Task prompt = Extract the lines that hold the string "screenshot".

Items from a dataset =

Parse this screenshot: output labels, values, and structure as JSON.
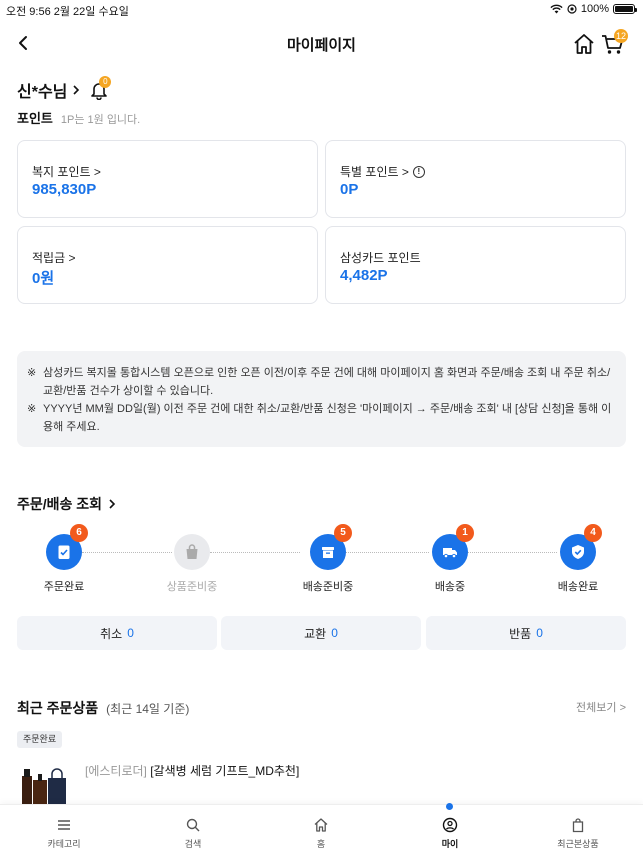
{
  "status_bar": {
    "time_date": "오전 9:56   2월 22일 수요일",
    "battery": "100%",
    "battery_level": 1.0
  },
  "nav": {
    "title": "마이페이지",
    "cart_count": "12"
  },
  "user": {
    "name": "신*수님",
    "notification_count": "0"
  },
  "points": {
    "title": "포인트",
    "subtitle": "1P는 1원 입니다.",
    "cards": [
      {
        "label": "복지 포인트 >",
        "value": "985,830P"
      },
      {
        "label": "특별 포인트 >",
        "value": "0P"
      },
      {
        "label": "적립금 >",
        "value": "0원"
      },
      {
        "label": "삼성카드 포인트",
        "value": "4,482P"
      }
    ]
  },
  "notice": {
    "mark": "※",
    "items": [
      "삼성카드 복지몰 통합시스템 오픈으로 인한 오픈 이전/이후 주문 건에 대해 마이페이지 홈 화면과 주문/배송 조회 내 주문 취소/교환/반품 건수가 상이할 수 있습니다.",
      "YYYY년 MM월 DD일(월) 이전 주문 건에 대한 취소/교환/반품 신청은 '마이페이지 → 주문/배송 조회' 내 [상담 신청]을 통해 이용해 주세요."
    ]
  },
  "orders": {
    "title": "주문/배송 조회",
    "steps": [
      {
        "label": "주문완료",
        "count": "6"
      },
      {
        "label": "상품준비중",
        "count": ""
      },
      {
        "label": "배송준비중",
        "count": "5"
      },
      {
        "label": "배송중",
        "count": "1"
      },
      {
        "label": "배송완료",
        "count": "4"
      }
    ],
    "claims": [
      {
        "label": "취소",
        "count": "0"
      },
      {
        "label": "교환",
        "count": "0"
      },
      {
        "label": "반품",
        "count": "0"
      }
    ]
  },
  "recent": {
    "title": "최근 주문상품",
    "subtitle": "(최근 14일 기준)",
    "view_all": "전체보기 >",
    "status_tag": "주문완료",
    "product_brand": "[에스티로더]",
    "product_name": "[갈색병 세럼 기프트_MD추천]"
  },
  "tabbar": {
    "items": [
      {
        "label": "카테고리",
        "icon": "menu-icon"
      },
      {
        "label": "검색",
        "icon": "search-icon"
      },
      {
        "label": "홈",
        "icon": "home-icon"
      },
      {
        "label": "마이",
        "icon": "user-icon"
      },
      {
        "label": "최근본상품",
        "icon": "shopping-bag-icon"
      }
    ]
  },
  "colors": {
    "accent": "#1a73e8",
    "badge": "#f25a1c",
    "notify": "#f5a623"
  }
}
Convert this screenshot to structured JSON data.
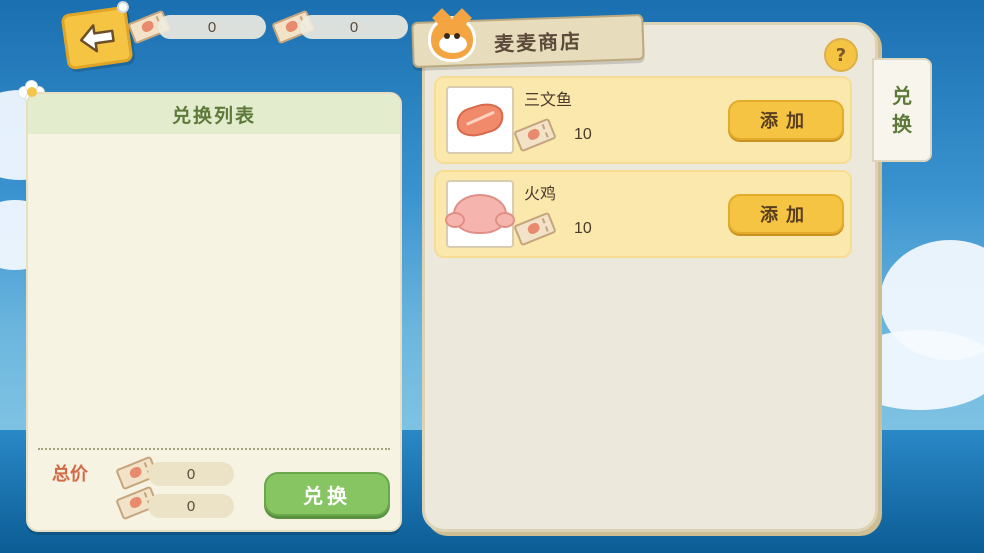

Reply to the exercise =
Parse this screenshot: output labels, values, and structure as JSON.
Convert this screenshot to structured JSON data.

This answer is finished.